===== Exercise data =====

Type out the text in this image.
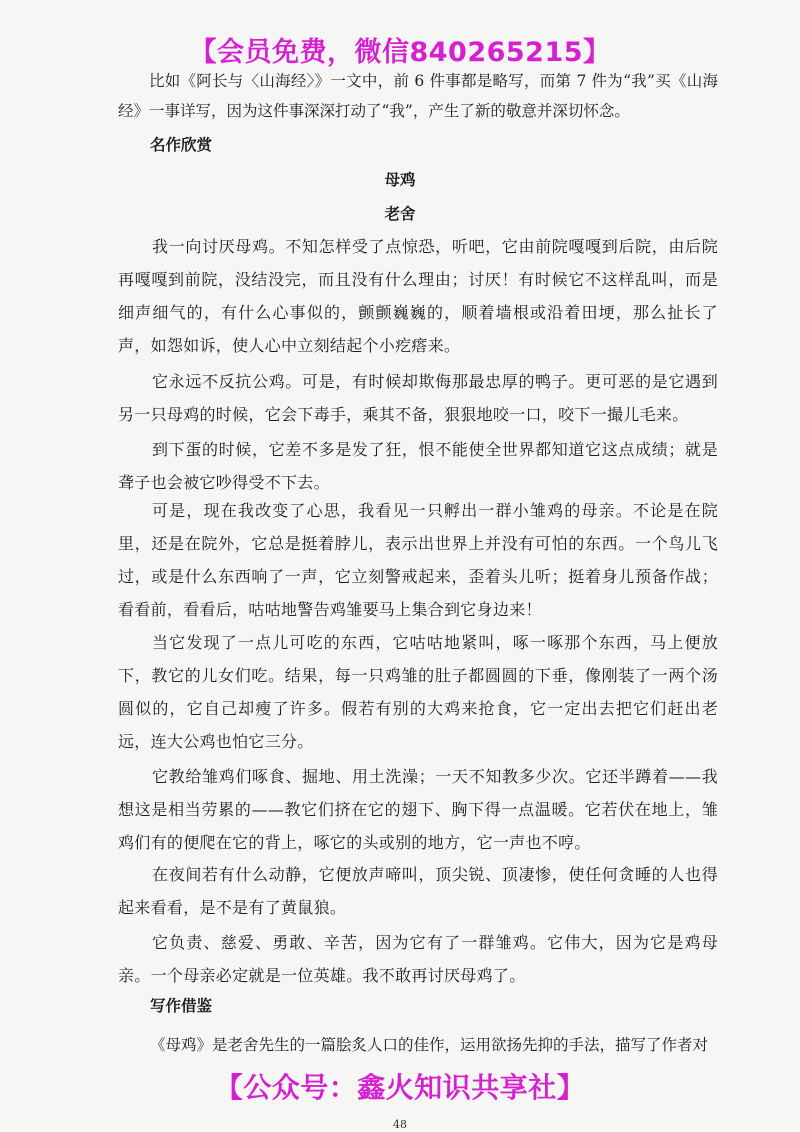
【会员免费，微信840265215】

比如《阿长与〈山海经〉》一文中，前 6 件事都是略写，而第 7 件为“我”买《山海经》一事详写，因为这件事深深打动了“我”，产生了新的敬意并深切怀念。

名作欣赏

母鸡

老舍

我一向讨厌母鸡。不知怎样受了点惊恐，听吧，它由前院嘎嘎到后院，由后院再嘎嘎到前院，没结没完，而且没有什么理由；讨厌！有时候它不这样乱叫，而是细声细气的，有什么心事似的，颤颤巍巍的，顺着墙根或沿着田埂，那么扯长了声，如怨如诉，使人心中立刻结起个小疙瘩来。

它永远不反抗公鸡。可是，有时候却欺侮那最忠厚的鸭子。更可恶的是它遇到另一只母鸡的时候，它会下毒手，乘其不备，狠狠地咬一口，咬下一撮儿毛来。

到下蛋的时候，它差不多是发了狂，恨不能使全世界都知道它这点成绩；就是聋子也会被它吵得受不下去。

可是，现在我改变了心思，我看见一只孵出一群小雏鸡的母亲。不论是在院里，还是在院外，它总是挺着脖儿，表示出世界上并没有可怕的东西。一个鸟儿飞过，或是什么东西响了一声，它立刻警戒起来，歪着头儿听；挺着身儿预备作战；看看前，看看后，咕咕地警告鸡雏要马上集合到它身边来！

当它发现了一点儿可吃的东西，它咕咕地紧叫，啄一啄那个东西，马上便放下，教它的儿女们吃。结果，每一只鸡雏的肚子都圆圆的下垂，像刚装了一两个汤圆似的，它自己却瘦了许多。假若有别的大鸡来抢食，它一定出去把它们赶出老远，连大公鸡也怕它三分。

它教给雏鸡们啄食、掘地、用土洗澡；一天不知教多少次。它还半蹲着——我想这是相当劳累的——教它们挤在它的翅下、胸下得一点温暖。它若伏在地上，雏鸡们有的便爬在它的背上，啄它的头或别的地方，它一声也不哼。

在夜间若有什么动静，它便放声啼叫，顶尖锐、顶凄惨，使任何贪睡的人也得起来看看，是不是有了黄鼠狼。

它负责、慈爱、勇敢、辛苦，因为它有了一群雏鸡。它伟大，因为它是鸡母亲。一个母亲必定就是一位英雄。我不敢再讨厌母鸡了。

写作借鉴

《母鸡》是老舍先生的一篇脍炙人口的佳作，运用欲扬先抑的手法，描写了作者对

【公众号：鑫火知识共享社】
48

=====

What to do
Leaving all pictures aside, quote each record exactly.

Answer to the task
Type out the text in this image.
【会员免费，微信840265215】

比如《阿长与〈山海经〉》一文中，前 6 件事都是略写，而第 7 件为“我”买《山海经》一事详写，因为这件事深深打动了“我”，产生了新的敬意并深切怀念。

名作欣赏

母鸡

老舍

我一向讨厌母鸡。不知怎样受了点惊恐，听吧，它由前院嘎嘎到后院，由后院再嘎嘎到前院，没结没完，而且没有什么理由；讨厌！有时候它不这样乱叫，而是细声细气的，有什么心事似的，颤颤巍巍的，顺着墙根或沿着田埂，那么扯长了声，如怨如诉，使人心中立刻结起个小疙瘩来。

它永远不反抗公鸡。可是，有时候却欺侮那最忠厚的鸭子。更可恶的是它遇到另一只母鸡的时候，它会下毒手，乘其不备，狠狠地咬一口，咬下一撮儿毛来。

到下蛋的时候，它差不多是发了狂，恨不能使全世界都知道它这点成绩；就是聋子也会被它吵得受不下去。

可是，现在我改变了心思，我看见一只孵出一群小雏鸡的母亲。不论是在院里，还是在院外，它总是挺着脖儿，表示出世界上并没有可怕的东西。一个鸟儿飞过，或是什么东西响了一声，它立刻警戒起来，歪着头儿听；挺着身儿预备作战；看看前，看看后，咕咕地警告鸡雏要马上集合到它身边来！

当它发现了一点儿可吃的东西，它咕咕地紧叫，啄一啄那个东西，马上便放下，教它的儿女们吃。结果，每一只鸡雏的肚子都圆圆的下垂，像刚装了一两个汤圆似的，它自己却瘦了许多。假若有别的大鸡来抢食，它一定出去把它们赶出老远，连大公鸡也怕它三分。

它教给雏鸡们啄食、掘地、用土洗澡；一天不知教多少次。它还半蹲着——我想这是相当劳累的——教它们挤在它的翅下、胸下得一点温暖。它若伏在地上，雏鸡们有的便爬在它的背上，啄它的头或别的地方，它一声也不哼。

在夜间若有什么动静，它便放声啼叫，顶尖锐、顶凄惨，使任何贪睡的人也得起来看看，是不是有了黄鼠狼。

它负责、慈爱、勇敢、辛苦，因为它有了一群雏鸡。它伟大，因为它是鸡母亲。一个母亲必定就是一位英雄。我不敢再讨厌母鸡了。

写作借鉴

《母鸡》是老舍先生的一篇脍炙人口的佳作，运用欲扬先抑的手法，描写了作者对

【公众号：鑫火知识共享社】
48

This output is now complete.